> WHAT THE EXERCISE ASKS
Locate the lines of the listing below that hold "link", then copy each of them.
- - - -
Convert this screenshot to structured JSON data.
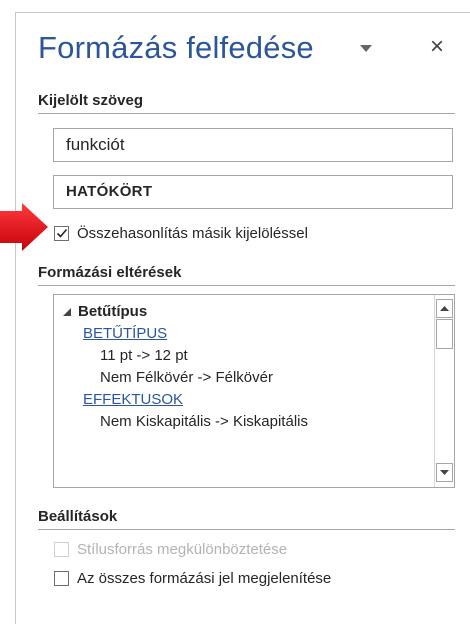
{
  "pane": {
    "title": "Formázás felfedése",
    "dropdown_icon": "caret-down-icon",
    "close_icon": "close-icon",
    "close_glyph": "×"
  },
  "selected_text": {
    "heading": "Kijelölt szöveg",
    "box1_value": "funkciót",
    "box2_value": "HATÓKÖRT",
    "compare_checkbox": {
      "label": "Összehasonlítás másik kijelöléssel",
      "checked": true
    }
  },
  "differences": {
    "heading": "Formázási eltérések",
    "group": {
      "label": "Betűtípus",
      "expanded": true,
      "items": [
        {
          "link": "BETŰTÍPUS",
          "changes": [
            "11 pt -> 12 pt",
            "Nem Félkövér -> Félkövér"
          ]
        },
        {
          "link": "EFFEKTUSOK",
          "changes": [
            "Nem Kiskapitális -> Kiskapitális"
          ]
        }
      ]
    }
  },
  "settings": {
    "heading": "Beállítások",
    "style_source": {
      "label": "Stílusforrás megkülönböztetése",
      "checked": false,
      "enabled": false
    },
    "show_marks": {
      "label": "Az összes formázási jel megjelenítése",
      "checked": false,
      "enabled": true
    }
  },
  "colors": {
    "title": "#2b579a",
    "link": "#2b579a",
    "callout_arrow": "#e0141e"
  }
}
- - - -
> EXERCISE RESULT
          "link": "BETŰTÍPUS",
          "link": "EFFEKTUSOK",
    "link": "#2b579a",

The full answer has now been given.